* START *
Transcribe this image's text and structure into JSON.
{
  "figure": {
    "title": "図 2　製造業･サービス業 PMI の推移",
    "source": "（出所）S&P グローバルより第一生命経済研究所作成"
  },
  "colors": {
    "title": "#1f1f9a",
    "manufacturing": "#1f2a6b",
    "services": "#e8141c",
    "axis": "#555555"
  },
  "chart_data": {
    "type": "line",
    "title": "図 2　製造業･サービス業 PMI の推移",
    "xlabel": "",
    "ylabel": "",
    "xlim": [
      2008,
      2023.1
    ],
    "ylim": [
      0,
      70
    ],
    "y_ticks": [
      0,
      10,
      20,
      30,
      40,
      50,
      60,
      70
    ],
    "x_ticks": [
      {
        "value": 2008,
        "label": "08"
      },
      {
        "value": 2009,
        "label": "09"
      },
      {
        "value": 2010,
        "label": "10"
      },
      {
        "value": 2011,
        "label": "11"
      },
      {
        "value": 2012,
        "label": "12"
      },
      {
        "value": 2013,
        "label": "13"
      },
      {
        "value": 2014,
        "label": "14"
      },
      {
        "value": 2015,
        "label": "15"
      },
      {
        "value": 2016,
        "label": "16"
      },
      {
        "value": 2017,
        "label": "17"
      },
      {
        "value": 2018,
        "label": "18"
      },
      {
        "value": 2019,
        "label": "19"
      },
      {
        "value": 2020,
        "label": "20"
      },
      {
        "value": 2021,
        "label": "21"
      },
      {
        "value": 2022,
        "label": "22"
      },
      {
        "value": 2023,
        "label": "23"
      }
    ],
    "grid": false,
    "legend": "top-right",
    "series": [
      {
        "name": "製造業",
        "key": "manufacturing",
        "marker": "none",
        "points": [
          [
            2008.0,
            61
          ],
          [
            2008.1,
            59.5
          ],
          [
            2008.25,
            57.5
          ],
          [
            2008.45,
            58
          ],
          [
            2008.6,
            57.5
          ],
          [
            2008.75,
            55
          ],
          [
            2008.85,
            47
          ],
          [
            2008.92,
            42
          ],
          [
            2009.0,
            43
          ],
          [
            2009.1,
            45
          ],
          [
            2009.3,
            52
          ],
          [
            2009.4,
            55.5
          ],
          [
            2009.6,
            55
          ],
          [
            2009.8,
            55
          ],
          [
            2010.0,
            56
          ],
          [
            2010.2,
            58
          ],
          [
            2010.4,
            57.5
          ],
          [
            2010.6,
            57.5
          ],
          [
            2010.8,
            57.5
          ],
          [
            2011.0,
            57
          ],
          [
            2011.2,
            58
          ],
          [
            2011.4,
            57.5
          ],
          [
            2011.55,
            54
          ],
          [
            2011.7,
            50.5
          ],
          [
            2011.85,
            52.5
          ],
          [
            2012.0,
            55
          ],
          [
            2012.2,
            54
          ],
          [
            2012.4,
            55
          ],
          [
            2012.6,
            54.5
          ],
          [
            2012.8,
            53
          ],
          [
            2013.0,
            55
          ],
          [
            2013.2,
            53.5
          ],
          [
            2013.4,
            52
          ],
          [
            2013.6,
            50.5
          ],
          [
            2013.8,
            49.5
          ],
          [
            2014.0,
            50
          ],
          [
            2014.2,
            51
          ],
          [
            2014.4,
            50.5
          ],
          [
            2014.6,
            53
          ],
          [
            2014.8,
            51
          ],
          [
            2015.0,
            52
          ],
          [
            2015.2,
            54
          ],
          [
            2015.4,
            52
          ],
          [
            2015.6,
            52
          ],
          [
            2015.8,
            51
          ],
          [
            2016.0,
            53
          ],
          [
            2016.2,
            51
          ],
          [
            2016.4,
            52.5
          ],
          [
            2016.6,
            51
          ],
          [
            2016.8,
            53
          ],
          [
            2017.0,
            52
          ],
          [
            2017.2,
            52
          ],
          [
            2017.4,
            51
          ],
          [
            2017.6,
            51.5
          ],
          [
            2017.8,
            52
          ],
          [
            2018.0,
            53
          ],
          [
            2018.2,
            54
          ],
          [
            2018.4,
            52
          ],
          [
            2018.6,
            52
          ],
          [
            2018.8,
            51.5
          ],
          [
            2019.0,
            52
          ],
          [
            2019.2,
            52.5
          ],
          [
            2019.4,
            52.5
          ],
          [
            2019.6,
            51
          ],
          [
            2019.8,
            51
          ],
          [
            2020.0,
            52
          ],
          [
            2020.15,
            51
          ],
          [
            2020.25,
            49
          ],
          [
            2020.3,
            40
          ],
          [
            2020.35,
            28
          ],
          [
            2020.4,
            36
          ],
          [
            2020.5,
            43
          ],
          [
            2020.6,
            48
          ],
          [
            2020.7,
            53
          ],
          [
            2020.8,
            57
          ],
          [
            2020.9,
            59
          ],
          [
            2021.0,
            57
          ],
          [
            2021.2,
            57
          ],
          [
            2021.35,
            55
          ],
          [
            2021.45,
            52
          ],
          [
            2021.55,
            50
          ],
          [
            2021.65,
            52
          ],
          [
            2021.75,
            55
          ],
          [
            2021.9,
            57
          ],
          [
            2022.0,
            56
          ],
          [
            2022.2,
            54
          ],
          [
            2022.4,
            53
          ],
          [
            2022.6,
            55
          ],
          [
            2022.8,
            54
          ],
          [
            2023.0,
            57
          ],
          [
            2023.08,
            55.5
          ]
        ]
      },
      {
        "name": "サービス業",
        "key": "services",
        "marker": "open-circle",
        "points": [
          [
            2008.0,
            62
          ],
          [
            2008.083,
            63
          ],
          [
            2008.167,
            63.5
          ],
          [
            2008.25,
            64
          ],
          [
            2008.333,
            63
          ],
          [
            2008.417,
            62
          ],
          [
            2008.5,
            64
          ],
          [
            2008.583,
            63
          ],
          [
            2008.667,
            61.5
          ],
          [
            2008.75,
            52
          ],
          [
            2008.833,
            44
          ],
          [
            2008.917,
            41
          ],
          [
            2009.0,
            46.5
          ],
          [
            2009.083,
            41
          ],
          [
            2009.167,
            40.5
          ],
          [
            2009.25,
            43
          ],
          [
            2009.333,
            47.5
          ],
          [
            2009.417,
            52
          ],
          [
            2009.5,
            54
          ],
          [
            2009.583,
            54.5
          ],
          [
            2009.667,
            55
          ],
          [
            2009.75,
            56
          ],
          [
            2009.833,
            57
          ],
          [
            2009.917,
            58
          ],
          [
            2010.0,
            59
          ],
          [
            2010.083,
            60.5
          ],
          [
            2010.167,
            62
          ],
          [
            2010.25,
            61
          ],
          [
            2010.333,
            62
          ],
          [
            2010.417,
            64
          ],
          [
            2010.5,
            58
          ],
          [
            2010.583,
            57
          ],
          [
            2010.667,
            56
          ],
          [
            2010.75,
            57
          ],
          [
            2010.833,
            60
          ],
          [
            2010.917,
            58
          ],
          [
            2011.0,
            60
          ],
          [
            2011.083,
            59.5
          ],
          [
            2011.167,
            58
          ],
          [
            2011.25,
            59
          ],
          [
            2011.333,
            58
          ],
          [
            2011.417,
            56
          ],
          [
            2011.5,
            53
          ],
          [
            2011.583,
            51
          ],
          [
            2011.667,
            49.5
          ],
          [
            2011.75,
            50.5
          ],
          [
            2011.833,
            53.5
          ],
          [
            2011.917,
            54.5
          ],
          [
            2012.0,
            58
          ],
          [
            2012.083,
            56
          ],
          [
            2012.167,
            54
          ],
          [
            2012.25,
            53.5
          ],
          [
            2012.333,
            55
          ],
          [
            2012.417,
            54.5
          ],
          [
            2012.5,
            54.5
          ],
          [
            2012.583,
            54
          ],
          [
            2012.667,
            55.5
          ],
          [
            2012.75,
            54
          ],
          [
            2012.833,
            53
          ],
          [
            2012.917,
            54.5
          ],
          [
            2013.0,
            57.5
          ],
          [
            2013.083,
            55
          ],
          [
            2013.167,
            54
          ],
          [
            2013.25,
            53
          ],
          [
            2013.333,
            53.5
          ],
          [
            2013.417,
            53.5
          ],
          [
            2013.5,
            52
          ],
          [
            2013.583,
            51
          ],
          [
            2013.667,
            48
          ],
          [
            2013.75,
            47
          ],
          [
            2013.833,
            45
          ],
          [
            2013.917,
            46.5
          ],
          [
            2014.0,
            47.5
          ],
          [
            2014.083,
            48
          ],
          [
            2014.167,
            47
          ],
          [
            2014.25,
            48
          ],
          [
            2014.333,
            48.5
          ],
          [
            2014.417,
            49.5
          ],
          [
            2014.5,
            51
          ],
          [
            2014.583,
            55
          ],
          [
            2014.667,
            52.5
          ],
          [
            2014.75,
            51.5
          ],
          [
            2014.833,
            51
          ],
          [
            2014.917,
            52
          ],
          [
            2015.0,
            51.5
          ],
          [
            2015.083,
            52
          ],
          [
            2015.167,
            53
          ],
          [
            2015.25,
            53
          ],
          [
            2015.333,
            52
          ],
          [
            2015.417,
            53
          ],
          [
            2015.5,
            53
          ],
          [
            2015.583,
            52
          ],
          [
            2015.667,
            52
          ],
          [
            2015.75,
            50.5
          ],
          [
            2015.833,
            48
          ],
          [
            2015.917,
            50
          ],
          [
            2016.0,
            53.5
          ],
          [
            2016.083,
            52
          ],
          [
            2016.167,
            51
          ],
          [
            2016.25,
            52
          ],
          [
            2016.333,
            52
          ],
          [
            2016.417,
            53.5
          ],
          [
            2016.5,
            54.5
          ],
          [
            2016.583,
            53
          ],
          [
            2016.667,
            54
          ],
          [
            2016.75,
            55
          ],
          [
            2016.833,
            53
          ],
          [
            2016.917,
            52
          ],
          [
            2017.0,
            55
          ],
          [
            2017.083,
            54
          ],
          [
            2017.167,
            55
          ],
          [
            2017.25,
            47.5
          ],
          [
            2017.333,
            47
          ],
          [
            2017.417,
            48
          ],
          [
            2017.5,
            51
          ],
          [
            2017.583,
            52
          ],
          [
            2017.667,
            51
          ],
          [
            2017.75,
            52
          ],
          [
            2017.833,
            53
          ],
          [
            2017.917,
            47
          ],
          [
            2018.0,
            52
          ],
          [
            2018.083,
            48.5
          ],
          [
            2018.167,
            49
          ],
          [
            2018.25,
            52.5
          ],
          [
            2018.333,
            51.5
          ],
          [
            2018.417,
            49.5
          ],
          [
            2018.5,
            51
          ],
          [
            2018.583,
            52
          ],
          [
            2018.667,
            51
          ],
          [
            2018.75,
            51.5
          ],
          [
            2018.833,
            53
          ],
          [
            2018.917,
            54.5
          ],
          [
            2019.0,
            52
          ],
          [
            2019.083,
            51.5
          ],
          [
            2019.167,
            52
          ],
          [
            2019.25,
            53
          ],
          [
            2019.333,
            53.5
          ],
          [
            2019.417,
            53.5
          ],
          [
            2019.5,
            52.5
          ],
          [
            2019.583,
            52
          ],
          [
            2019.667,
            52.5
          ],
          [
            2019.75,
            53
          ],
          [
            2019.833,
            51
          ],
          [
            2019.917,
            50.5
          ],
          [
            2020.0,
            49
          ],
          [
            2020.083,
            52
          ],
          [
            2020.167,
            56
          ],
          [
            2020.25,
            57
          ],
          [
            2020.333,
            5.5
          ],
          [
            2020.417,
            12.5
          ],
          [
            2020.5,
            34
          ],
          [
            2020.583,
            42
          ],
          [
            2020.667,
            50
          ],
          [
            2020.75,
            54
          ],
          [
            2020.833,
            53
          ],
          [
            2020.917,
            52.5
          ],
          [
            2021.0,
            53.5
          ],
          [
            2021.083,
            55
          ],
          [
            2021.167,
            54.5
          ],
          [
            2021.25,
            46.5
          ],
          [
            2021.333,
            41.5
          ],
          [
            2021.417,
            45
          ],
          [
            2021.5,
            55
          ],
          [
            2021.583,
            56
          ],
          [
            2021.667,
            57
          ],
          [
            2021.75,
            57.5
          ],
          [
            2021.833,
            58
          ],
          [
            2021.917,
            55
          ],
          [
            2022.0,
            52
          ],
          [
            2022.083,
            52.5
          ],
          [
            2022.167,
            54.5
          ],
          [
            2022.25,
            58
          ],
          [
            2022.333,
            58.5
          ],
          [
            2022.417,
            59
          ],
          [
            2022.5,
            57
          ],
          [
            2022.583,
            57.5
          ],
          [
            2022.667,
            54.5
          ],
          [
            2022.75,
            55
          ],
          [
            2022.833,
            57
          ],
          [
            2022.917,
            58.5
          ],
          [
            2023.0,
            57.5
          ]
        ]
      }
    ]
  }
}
* END *
(Written request) Gather each line in these records that contains the string "manufacturing".

(Task answer)
    "manufacturing": "#1f2a6b",
        "key": "manufacturing",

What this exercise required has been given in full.